--- Start INFORMATION SHOWN ---

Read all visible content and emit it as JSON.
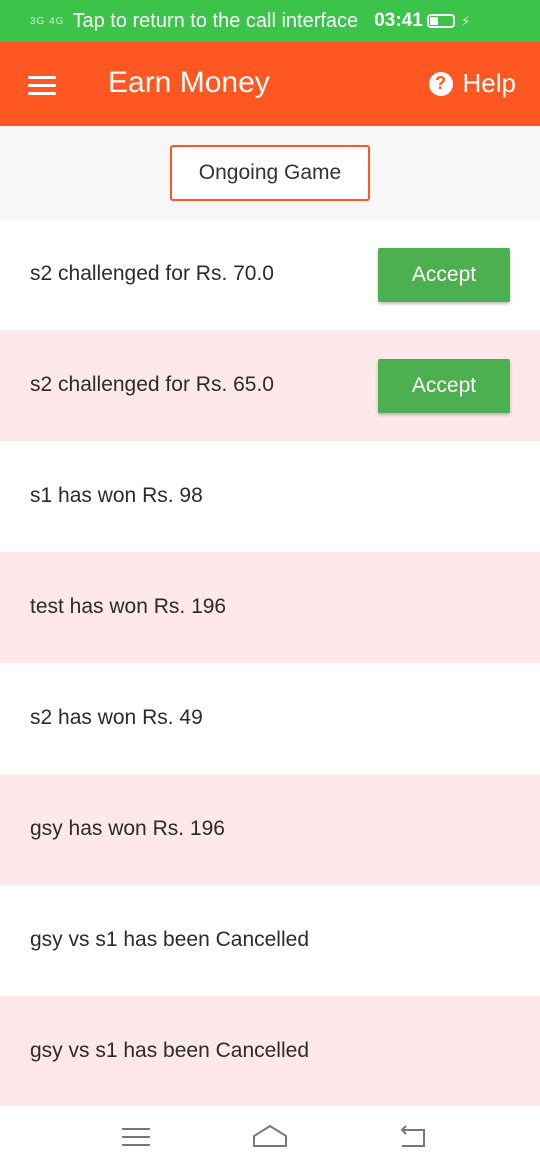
{
  "status_bar": {
    "signal": "3G 4G",
    "call_text": "Tap to return to the call interface",
    "time": "03:41"
  },
  "app_bar": {
    "title": "Earn Money",
    "help_label": "Help",
    "help_glyph": "?"
  },
  "tab": {
    "ongoing_label": "Ongoing Game"
  },
  "items": [
    {
      "text": "s2 challenged for Rs. 70.0",
      "action": "Accept"
    },
    {
      "text": "s2 challenged for Rs. 65.0",
      "action": "Accept"
    },
    {
      "text": "s1 has won Rs. 98"
    },
    {
      "text": "test has won Rs. 196"
    },
    {
      "text": "s2 has won Rs. 49"
    },
    {
      "text": "gsy has won Rs. 196"
    },
    {
      "text": "gsy vs s1 has been Cancelled"
    },
    {
      "text": "gsy vs s1 has been Cancelled"
    }
  ],
  "colors": {
    "status_green": "#3cc34a",
    "app_bar_orange": "#ff5722",
    "accept_green": "#4caf50",
    "row_pink": "#ffe8ea"
  }
}
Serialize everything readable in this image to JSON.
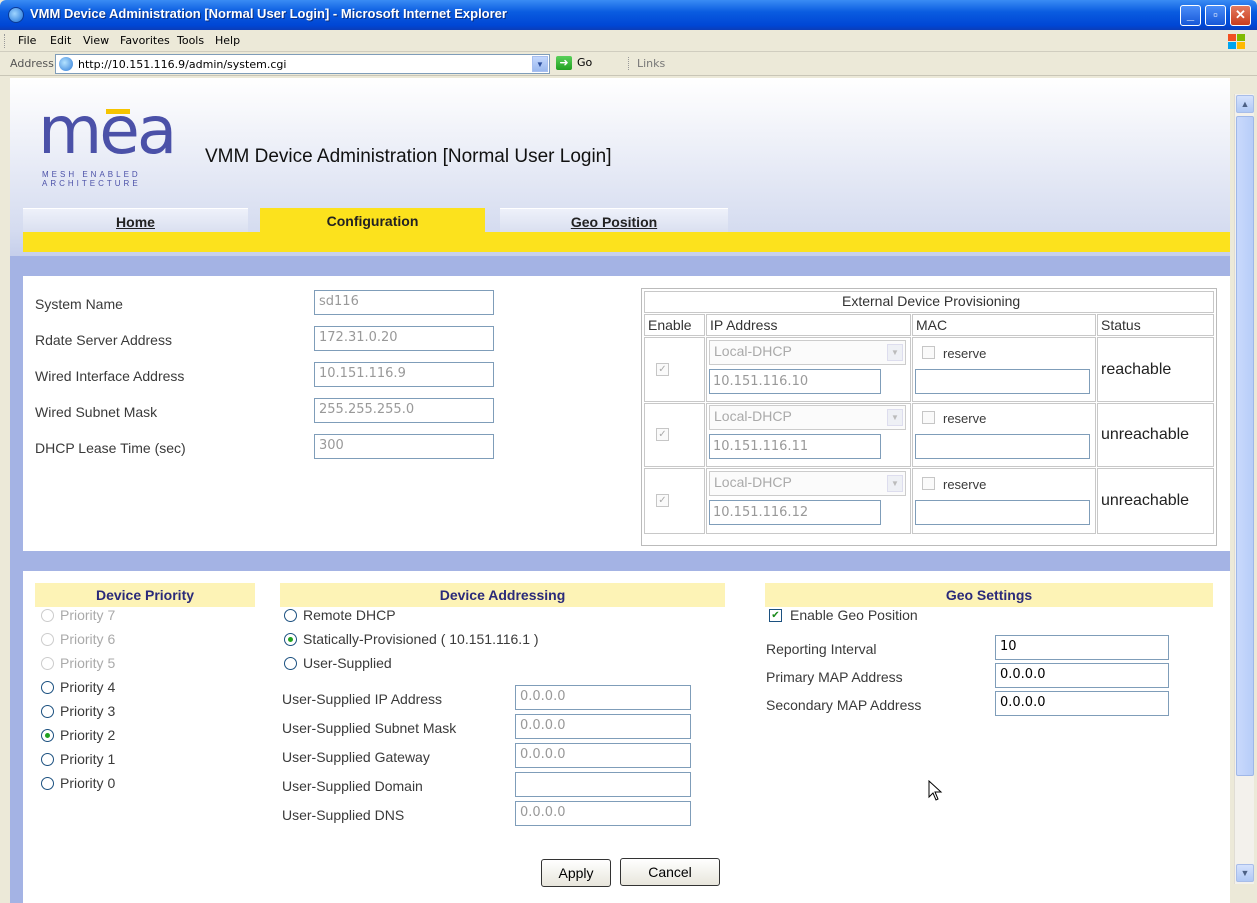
{
  "window": {
    "title": "VMM Device Administration [Normal User Login] - Microsoft Internet Explorer",
    "controls": [
      "minimize",
      "maximize",
      "close"
    ]
  },
  "menu": [
    "File",
    "Edit",
    "View",
    "Favorites",
    "Tools",
    "Help"
  ],
  "addressbar": {
    "label": "Address",
    "url": "http://10.151.116.9/admin/system.cgi",
    "go_label": "Go",
    "links_label": "Links"
  },
  "header": {
    "logo_text": "mea",
    "logo_sub1": "MESH ENABLED",
    "logo_sub2": "ARCHITECTURE",
    "title": "VMM Device Administration [Normal User Login]",
    "tabs": [
      {
        "label": "Home",
        "active": false
      },
      {
        "label": "Configuration",
        "active": true
      },
      {
        "label": "Geo Position",
        "active": false
      }
    ]
  },
  "system": {
    "fields": [
      {
        "label": "System Name",
        "value": "sd116"
      },
      {
        "label": "Rdate Server Address",
        "value": "172.31.0.20"
      },
      {
        "label": "Wired Interface Address",
        "value": "10.151.116.9"
      },
      {
        "label": "Wired Subnet Mask",
        "value": "255.255.255.0"
      },
      {
        "label": "DHCP Lease Time (sec)",
        "value": "300"
      }
    ]
  },
  "edp": {
    "title": "External Device Provisioning",
    "columns": [
      "Enable",
      "IP Address",
      "MAC",
      "Status"
    ],
    "rows": [
      {
        "enabled": true,
        "mode": "Local-DHCP",
        "ip": "10.151.116.10",
        "reserve_label": "reserve",
        "mac": "",
        "status": "reachable"
      },
      {
        "enabled": true,
        "mode": "Local-DHCP",
        "ip": "10.151.116.11",
        "reserve_label": "reserve",
        "mac": "",
        "status": "unreachable"
      },
      {
        "enabled": true,
        "mode": "Local-DHCP",
        "ip": "10.151.116.12",
        "reserve_label": "reserve",
        "mac": "",
        "status": "unreachable"
      }
    ]
  },
  "priority": {
    "title": "Device Priority",
    "options": [
      {
        "label": "Priority 7",
        "disabled": true,
        "selected": false
      },
      {
        "label": "Priority 6",
        "disabled": true,
        "selected": false
      },
      {
        "label": "Priority 5",
        "disabled": true,
        "selected": false
      },
      {
        "label": "Priority 4",
        "disabled": false,
        "selected": false
      },
      {
        "label": "Priority 3",
        "disabled": false,
        "selected": false
      },
      {
        "label": "Priority 2",
        "disabled": false,
        "selected": true
      },
      {
        "label": "Priority 1",
        "disabled": false,
        "selected": false
      },
      {
        "label": "Priority 0",
        "disabled": false,
        "selected": false
      }
    ]
  },
  "addressing": {
    "title": "Device Addressing",
    "options": [
      {
        "label": "Remote DHCP",
        "selected": false
      },
      {
        "label": "Statically-Provisioned ( 10.151.116.1 )",
        "selected": true
      },
      {
        "label": "User-Supplied",
        "selected": false
      }
    ],
    "fields": [
      {
        "label": "User-Supplied IP Address",
        "value": "0.0.0.0"
      },
      {
        "label": "User-Supplied Subnet Mask",
        "value": "0.0.0.0"
      },
      {
        "label": "User-Supplied Gateway",
        "value": "0.0.0.0"
      },
      {
        "label": "User-Supplied Domain",
        "value": ""
      },
      {
        "label": "User-Supplied DNS",
        "value": "0.0.0.0"
      }
    ]
  },
  "geo": {
    "title": "Geo Settings",
    "enable_label": "Enable Geo Position",
    "enabled": true,
    "fields": [
      {
        "label": "Reporting Interval",
        "value": "10"
      },
      {
        "label": "Primary MAP Address",
        "value": "0.0.0.0"
      },
      {
        "label": "Secondary MAP Address",
        "value": "0.0.0.0"
      }
    ]
  },
  "actions": {
    "apply": "Apply",
    "cancel": "Cancel"
  },
  "colors": {
    "accent_yellow": "#fce21d",
    "page_bg": "#a4b3e4",
    "logo_blue": "#4b51a8",
    "title_blue": "#0046d5"
  }
}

--- End INFORMATION SHOWN ---

(THE PROBLEM):
Out of the records, collect only those lines that contain the string "Mask".

(SOLUTION BELOW):
        "label": "Wired Subnet Mask",
        "label": "User-Supplied Subnet Mask",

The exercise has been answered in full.